Brief >> Repeat the listing that follows, character for character, minus the pictures.

Records for processing >>
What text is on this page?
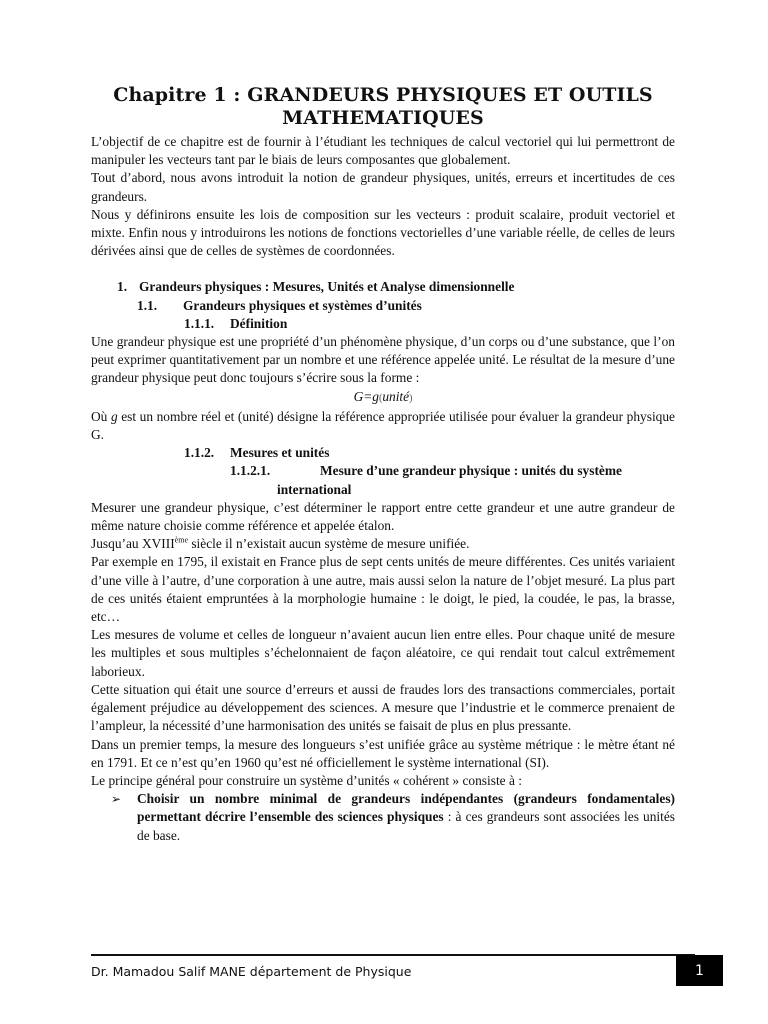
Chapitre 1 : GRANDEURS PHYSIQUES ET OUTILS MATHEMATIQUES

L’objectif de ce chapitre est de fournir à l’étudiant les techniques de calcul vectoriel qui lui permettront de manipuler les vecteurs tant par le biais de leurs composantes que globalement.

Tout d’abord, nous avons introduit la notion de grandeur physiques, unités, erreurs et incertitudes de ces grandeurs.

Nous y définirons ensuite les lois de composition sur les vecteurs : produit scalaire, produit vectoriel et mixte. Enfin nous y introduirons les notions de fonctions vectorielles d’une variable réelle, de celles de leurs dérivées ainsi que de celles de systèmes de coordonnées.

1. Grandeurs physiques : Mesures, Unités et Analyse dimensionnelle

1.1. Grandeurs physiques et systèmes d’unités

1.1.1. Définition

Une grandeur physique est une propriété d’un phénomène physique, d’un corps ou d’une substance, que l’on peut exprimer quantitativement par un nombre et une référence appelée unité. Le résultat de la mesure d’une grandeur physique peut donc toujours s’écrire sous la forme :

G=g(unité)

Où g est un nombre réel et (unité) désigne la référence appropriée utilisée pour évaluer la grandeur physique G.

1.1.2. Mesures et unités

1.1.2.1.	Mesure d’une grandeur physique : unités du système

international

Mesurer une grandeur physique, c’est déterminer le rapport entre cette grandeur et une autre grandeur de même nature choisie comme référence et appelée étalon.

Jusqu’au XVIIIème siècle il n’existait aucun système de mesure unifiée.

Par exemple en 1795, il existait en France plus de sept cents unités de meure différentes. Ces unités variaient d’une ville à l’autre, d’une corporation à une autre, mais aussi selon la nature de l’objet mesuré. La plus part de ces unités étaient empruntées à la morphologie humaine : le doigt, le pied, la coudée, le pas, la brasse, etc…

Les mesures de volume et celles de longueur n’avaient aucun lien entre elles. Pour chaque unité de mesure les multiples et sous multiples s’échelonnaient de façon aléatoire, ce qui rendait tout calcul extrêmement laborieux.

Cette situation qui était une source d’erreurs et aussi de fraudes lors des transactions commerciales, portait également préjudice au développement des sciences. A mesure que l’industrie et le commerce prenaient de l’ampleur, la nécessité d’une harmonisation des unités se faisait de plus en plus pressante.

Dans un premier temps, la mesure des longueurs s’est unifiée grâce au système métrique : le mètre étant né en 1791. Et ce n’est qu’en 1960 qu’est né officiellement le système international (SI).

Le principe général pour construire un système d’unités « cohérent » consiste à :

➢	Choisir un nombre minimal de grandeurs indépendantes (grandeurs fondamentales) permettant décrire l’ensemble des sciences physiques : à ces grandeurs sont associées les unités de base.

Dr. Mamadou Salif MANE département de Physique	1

Response to the exercise >>
What text is on this page?
Chapitre 1 : GRANDEURS PHYSIQUES ET OUTILS MATHEMATIQUES

L’objectif de ce chapitre est de fournir à l’étudiant les techniques de calcul vectoriel qui lui permettront de manipuler les vecteurs tant par le biais de leurs composantes que globalement.

Tout d’abord, nous avons introduit la notion de grandeur physiques, unités, erreurs et incertitudes de ces grandeurs.

Nous y définirons ensuite les lois de composition sur les vecteurs : produit scalaire, produit vectoriel et mixte. Enfin nous y introduirons les notions de fonctions vectorielles d’une variable réelle, de celles de leurs dérivées ainsi que de celles de systèmes de coordonnées.

1. Grandeurs physiques : Mesures, Unités et Analyse dimensionnelle

1.1. Grandeurs physiques et systèmes d’unités

1.1.1. Définition

Une grandeur physique est une propriété d’un phénomène physique, d’un corps ou d’une substance, que l’on peut exprimer quantitativement par un nombre et une référence appelée unité. Le résultat de la mesure d’une grandeur physique peut donc toujours s’écrire sous la forme :

G=g(unité)

Où g est un nombre réel et (unité) désigne la référence appropriée utilisée pour évaluer la grandeur physique G.

1.1.2. Mesures et unités

1.1.2.1.	Mesure d’une grandeur physique : unités du système

international

Mesurer une grandeur physique, c’est déterminer le rapport entre cette grandeur et une autre grandeur de même nature choisie comme référence et appelée étalon.

Jusqu’au XVIIIème siècle il n’existait aucun système de mesure unifiée.

Par exemple en 1795, il existait en France plus de sept cents unités de meure différentes. Ces unités variaient d’une ville à l’autre, d’une corporation à une autre, mais aussi selon la nature de l’objet mesuré. La plus part de ces unités étaient empruntées à la morphologie humaine : le doigt, le pied, la coudée, le pas, la brasse, etc…

Les mesures de volume et celles de longueur n’avaient aucun lien entre elles. Pour chaque unité de mesure les multiples et sous multiples s’échelonnaient de façon aléatoire, ce qui rendait tout calcul extrêmement laborieux.

Cette situation qui était une source d’erreurs et aussi de fraudes lors des transactions commerciales, portait également préjudice au développement des sciences. A mesure que l’industrie et le commerce prenaient de l’ampleur, la nécessité d’une harmonisation des unités se faisait de plus en plus pressante.

Dans un premier temps, la mesure des longueurs s’est unifiée grâce au système métrique : le mètre étant né en 1791. Et ce n’est qu’en 1960 qu’est né officiellement le système international (SI).

Le principe général pour construire un système d’unités « cohérent » consiste à :

➢	Choisir un nombre minimal de grandeurs indépendantes (grandeurs fondamentales) permettant décrire l’ensemble des sciences physiques : à ces grandeurs sont associées les unités de base.

Dr. Mamadou Salif MANE département de Physique	1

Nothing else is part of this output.